--- Document excerpt ---
*-*-*

Anger, Guilt, marriage, Pain and suffering

Are You a Nabal or an Abigail?

There was a man in Maon who did business in Carmel. He was a very important man and owned three thousand sheep and one thousand goats…. The man’s name was Nabal, and his wife’s name was Abigail. She was an intelligent and attractive woman, but her husband was a hard man who did evil things… 1 Samuel 25:2-3 (CEB)

1 Samuel 25 recounts the story of Abigail and Nabal.

Abigail was an attractive, intelligent woman who was married to a cruel man.

The story begins to unfold as we read further in the chapter. David and his men were on the run from King Saul who was trying to kill David. Over the course of their travels, the men encountered Nabal and his servants. David’s men extended a special kindness to Nabal’s servants, protecting them and their flocks, making sure that nothing was ever missing.

As David and his troops moved toward Carmel, they decided to ask Nabal to return the kindness they had shown to his men. They asked for some food and supplies.

*-*-*

--- Data supplied ---
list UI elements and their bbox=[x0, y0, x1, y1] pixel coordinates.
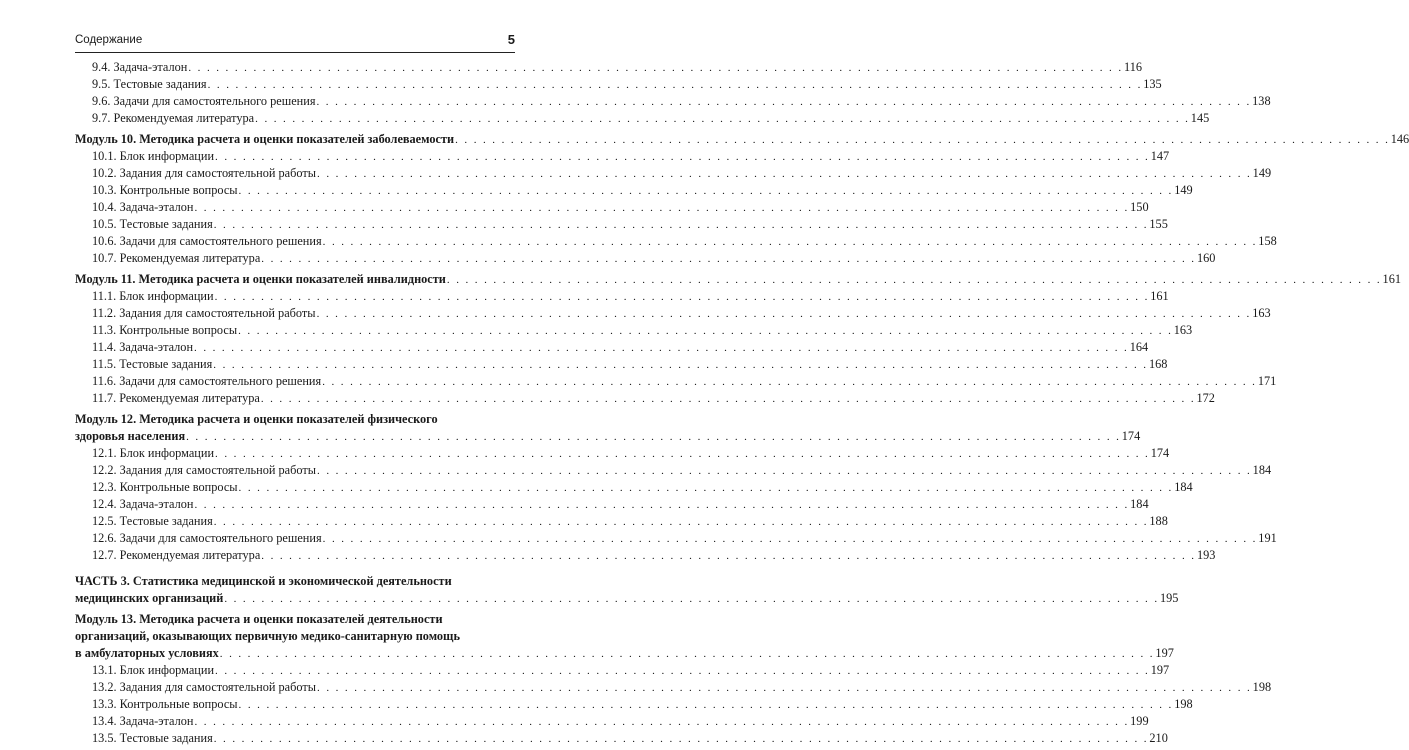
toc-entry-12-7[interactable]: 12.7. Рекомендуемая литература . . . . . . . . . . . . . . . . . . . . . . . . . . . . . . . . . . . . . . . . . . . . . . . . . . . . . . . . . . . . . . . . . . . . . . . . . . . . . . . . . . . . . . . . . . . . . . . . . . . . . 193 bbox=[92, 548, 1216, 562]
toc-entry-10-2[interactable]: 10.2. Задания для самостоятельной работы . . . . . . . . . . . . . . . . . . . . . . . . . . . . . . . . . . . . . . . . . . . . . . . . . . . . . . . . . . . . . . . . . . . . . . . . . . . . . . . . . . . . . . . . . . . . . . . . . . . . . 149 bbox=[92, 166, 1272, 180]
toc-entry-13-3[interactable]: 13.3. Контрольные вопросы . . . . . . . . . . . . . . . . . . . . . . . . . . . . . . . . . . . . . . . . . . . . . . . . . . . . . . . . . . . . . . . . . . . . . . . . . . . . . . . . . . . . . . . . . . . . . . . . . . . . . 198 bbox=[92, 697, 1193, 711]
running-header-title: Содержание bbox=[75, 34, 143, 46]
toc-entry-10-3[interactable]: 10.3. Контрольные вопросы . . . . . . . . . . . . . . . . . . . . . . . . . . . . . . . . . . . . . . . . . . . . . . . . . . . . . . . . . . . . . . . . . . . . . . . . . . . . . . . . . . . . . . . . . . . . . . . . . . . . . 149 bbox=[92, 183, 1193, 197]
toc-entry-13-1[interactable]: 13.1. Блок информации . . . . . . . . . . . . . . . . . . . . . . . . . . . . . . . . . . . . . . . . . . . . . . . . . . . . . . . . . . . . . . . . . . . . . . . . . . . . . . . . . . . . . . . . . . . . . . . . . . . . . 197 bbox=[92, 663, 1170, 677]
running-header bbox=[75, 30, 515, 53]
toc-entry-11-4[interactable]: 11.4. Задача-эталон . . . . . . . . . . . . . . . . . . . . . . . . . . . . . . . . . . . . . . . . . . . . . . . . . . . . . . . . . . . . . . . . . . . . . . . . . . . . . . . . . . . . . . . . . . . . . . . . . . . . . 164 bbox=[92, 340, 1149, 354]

*-*-*

--- What to work on ---
1. From the text on Abigail and Nabal, extract the passage that begins at the words "Abigail was an" and stops after "food and supplies.".
2. According to the text on Abigail and Nabal, who was trying to kill David?

--- Outputs for the tasks ---
1.
Abigail was an attractive, intelligent woman who was married to a cruel man.

The story begins to unfold as we read further in the chapter. David and his men were on the run from King Saul who was trying to kill David. Over the course of their travels, the men encountered Nabal and his servants. David’s men extended a special kindness to Nabal’s servants, protecting them and their flocks, making sure that nothing was ever missing.

As David and his troops moved toward Carmel, they decided to ask Nabal to return the kindness they had shown to his men. They asked for some food and supplies.

2. King Saul